**YOUR TASK:** Look through the records below, count the lines with the word "goes", and reply with only the number.

**RECORD LIST:**

[BEGIN]

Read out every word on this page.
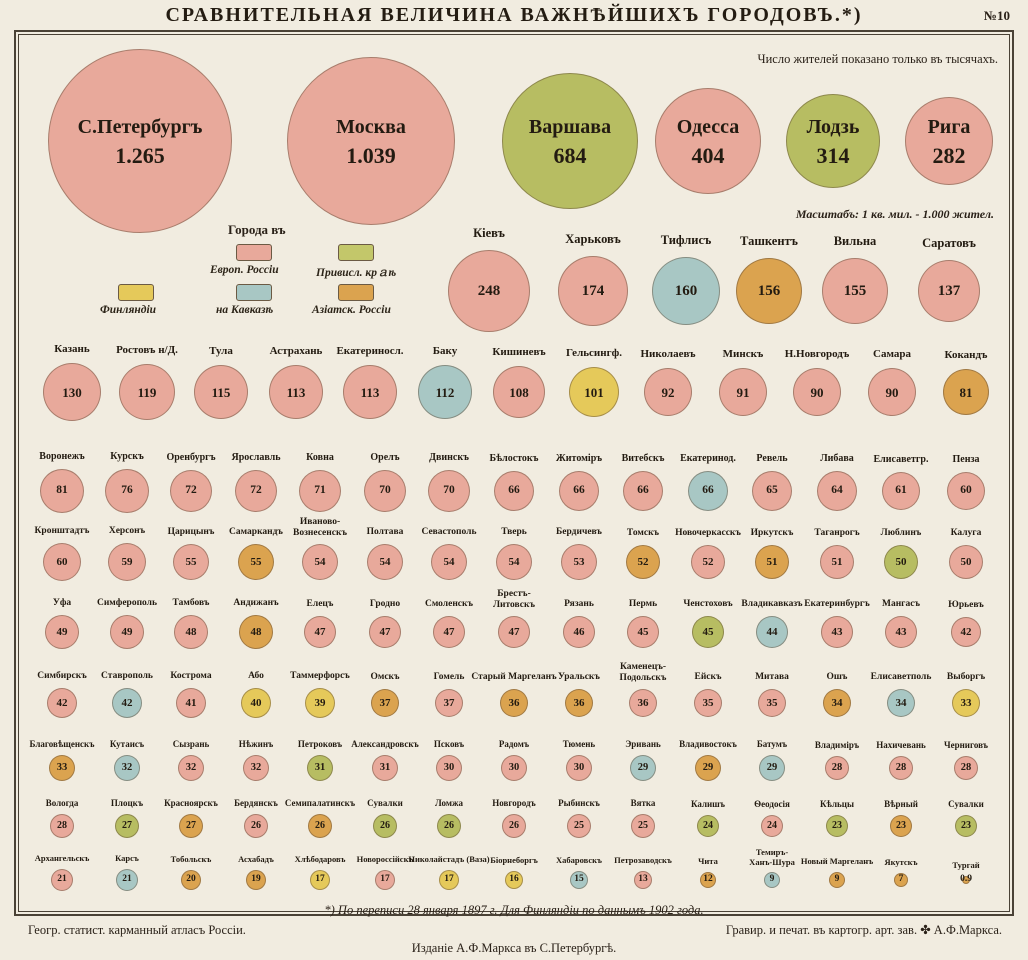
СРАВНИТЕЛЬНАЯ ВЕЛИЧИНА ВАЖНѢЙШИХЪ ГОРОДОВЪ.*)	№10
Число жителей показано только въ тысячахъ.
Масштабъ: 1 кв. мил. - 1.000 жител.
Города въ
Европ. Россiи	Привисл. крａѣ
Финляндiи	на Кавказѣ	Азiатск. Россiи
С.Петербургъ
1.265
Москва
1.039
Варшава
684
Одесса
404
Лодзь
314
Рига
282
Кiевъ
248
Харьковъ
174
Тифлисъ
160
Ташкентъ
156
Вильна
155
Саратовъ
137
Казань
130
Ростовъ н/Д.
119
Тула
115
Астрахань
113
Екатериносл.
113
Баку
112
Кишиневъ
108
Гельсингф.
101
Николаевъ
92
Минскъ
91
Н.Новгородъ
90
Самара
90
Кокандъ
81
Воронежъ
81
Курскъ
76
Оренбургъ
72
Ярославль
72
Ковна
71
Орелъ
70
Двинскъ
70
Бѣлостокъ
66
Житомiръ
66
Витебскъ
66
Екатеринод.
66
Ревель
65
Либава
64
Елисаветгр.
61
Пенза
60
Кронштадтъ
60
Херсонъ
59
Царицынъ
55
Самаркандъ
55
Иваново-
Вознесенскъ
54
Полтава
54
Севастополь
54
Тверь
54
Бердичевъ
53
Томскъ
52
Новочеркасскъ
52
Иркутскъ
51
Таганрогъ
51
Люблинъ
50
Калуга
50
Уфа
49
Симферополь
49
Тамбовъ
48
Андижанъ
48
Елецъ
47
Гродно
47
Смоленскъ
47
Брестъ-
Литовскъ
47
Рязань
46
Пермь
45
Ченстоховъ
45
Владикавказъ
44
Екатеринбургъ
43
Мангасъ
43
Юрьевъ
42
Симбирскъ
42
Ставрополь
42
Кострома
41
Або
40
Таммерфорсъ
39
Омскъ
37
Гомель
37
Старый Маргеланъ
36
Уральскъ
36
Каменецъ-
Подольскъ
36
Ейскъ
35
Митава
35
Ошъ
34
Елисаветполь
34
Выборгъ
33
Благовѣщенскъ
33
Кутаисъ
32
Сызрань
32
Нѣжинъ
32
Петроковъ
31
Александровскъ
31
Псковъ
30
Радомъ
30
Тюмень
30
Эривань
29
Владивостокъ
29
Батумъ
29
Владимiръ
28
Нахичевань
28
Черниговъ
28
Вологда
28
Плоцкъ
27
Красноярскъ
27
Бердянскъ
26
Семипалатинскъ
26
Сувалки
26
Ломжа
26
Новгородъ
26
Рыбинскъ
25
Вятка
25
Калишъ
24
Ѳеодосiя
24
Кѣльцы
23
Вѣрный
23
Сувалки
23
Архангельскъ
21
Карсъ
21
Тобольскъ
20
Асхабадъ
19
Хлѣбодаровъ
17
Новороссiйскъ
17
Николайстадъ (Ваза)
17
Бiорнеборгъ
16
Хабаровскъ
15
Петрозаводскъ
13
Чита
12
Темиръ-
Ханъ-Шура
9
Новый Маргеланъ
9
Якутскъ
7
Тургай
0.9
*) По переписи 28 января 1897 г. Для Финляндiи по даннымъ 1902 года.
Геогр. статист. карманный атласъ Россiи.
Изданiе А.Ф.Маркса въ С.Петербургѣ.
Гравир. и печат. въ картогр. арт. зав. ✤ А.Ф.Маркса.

[END]
[BEGIN]

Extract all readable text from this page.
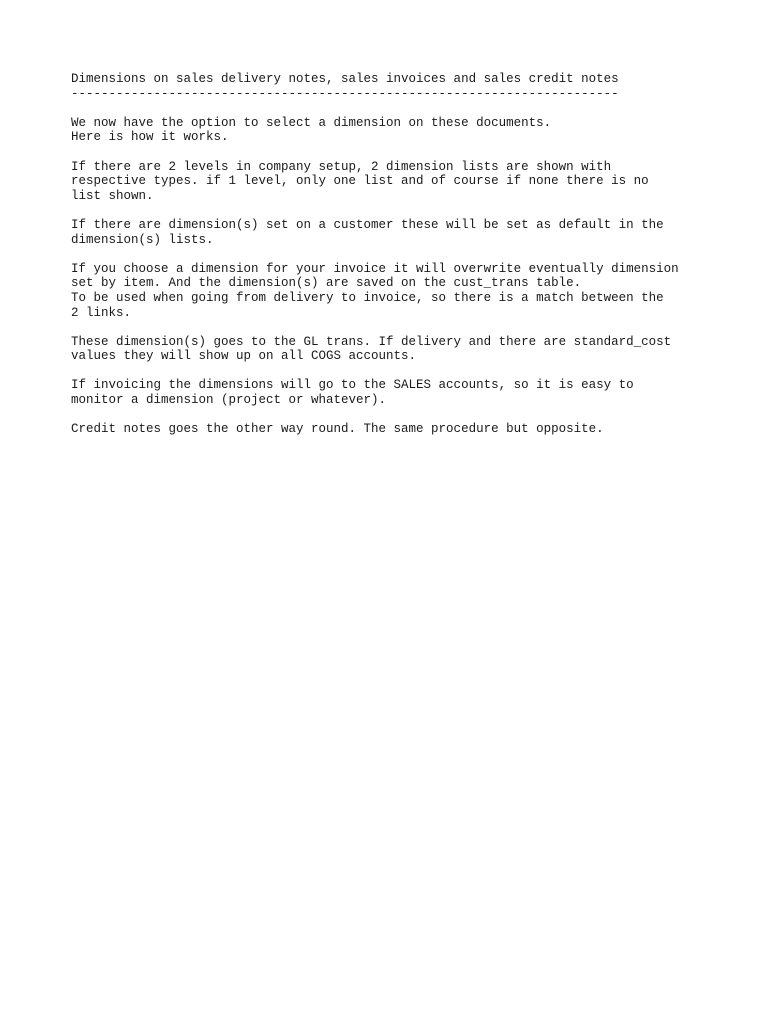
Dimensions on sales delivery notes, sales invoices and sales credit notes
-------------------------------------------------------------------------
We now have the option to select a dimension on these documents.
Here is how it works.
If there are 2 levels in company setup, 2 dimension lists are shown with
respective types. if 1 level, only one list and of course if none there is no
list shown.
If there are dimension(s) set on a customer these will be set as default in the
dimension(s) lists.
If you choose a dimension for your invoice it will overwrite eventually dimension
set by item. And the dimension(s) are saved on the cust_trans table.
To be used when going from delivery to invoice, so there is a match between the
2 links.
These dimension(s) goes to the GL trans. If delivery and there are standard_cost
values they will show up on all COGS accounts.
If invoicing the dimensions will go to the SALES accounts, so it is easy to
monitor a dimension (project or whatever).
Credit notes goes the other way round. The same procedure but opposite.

[END]
[BEGIN]

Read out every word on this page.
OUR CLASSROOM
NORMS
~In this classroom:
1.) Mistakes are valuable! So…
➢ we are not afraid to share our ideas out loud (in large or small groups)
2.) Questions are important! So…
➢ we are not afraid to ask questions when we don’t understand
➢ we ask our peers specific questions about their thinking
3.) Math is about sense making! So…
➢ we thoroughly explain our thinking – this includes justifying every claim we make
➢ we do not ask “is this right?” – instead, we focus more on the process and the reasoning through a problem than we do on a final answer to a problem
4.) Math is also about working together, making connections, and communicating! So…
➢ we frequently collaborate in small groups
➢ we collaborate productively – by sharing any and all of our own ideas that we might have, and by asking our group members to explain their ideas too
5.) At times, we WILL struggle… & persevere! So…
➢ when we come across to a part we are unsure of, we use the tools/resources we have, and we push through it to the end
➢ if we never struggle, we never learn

[END]

**FULL SOLUTION:** 2